— Start Items —
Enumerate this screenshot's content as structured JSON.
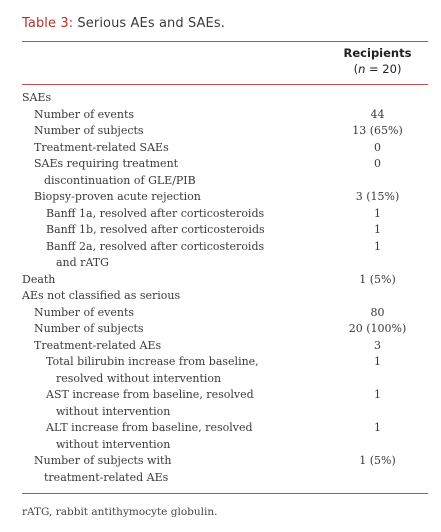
{
  "caption": {
    "label": "Table 3:",
    "text": " Serious AEs and SAEs."
  },
  "header": {
    "col_title": "Recipients",
    "col_n_open": "(",
    "col_n_var": "n",
    "col_n_close": " = 20)"
  },
  "rows": [
    {
      "indent": 0,
      "lines": [
        "SAEs"
      ],
      "value": ""
    },
    {
      "indent": 1,
      "lines": [
        "Number of events"
      ],
      "value": "44"
    },
    {
      "indent": 1,
      "lines": [
        "Number of subjects"
      ],
      "value": "13 (65%)"
    },
    {
      "indent": 1,
      "lines": [
        "Treatment-related SAEs"
      ],
      "value": "0"
    },
    {
      "indent": 1,
      "lines": [
        "SAEs requiring treatment",
        "discontinuation of GLE/PIB"
      ],
      "value": "0"
    },
    {
      "indent": 1,
      "lines": [
        "Biopsy-proven acute rejection"
      ],
      "value": "3 (15%)"
    },
    {
      "indent": 2,
      "lines": [
        "Banff 1a, resolved after corticosteroids"
      ],
      "value": "1"
    },
    {
      "indent": 2,
      "lines": [
        "Banff 1b, resolved after corticosteroids"
      ],
      "value": "1"
    },
    {
      "indent": 2,
      "lines": [
        "Banff 2a, resolved after corticosteroids",
        "and rATG"
      ],
      "value": "1"
    },
    {
      "indent": 0,
      "lines": [
        "Death"
      ],
      "value": "1 (5%)"
    },
    {
      "indent": 0,
      "lines": [
        "AEs not classified as serious"
      ],
      "value": ""
    },
    {
      "indent": 1,
      "lines": [
        "Number of events"
      ],
      "value": "80"
    },
    {
      "indent": 1,
      "lines": [
        "Number of subjects"
      ],
      "value": "20 (100%)"
    },
    {
      "indent": 1,
      "lines": [
        "Treatment-related AEs"
      ],
      "value": "3"
    },
    {
      "indent": 2,
      "lines": [
        "Total bilirubin increase from baseline,",
        "resolved without intervention"
      ],
      "value": "1"
    },
    {
      "indent": 2,
      "lines": [
        "AST increase from baseline, resolved",
        "without intervention"
      ],
      "value": "1"
    },
    {
      "indent": 2,
      "lines": [
        "ALT increase from baseline, resolved",
        "without intervention"
      ],
      "value": "1"
    },
    {
      "indent": 1,
      "lines": [
        "Number of subjects with",
        "treatment-related AEs"
      ],
      "value": "1 (5%)"
    }
  ],
  "footnote": "rATG, rabbit antithymocyte globulin.",
  "colors": {
    "accent": "#b0342e",
    "rule": "#c0504d",
    "text": "#3a3a3a"
  }
}
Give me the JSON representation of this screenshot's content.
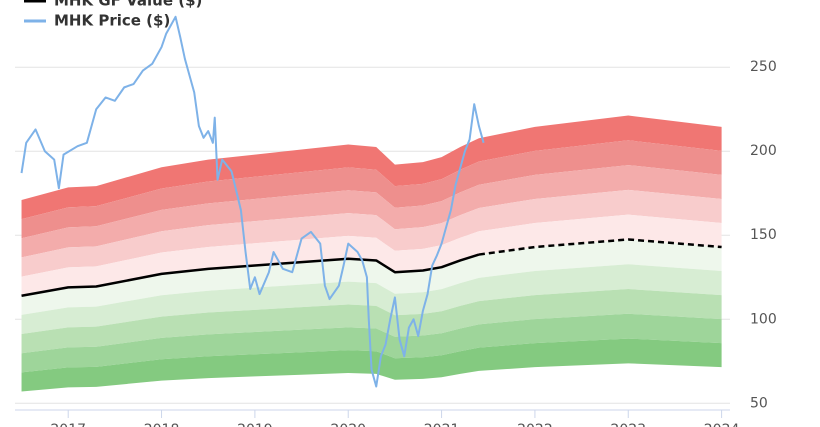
— End Items —
• **Directions**: Find all the lines containing "JSON" in the material, then copy them.

• **Solved problem**:
Enumerate this screenshot's content as structured JSON.
Give me the JSON representation of this screenshot's content.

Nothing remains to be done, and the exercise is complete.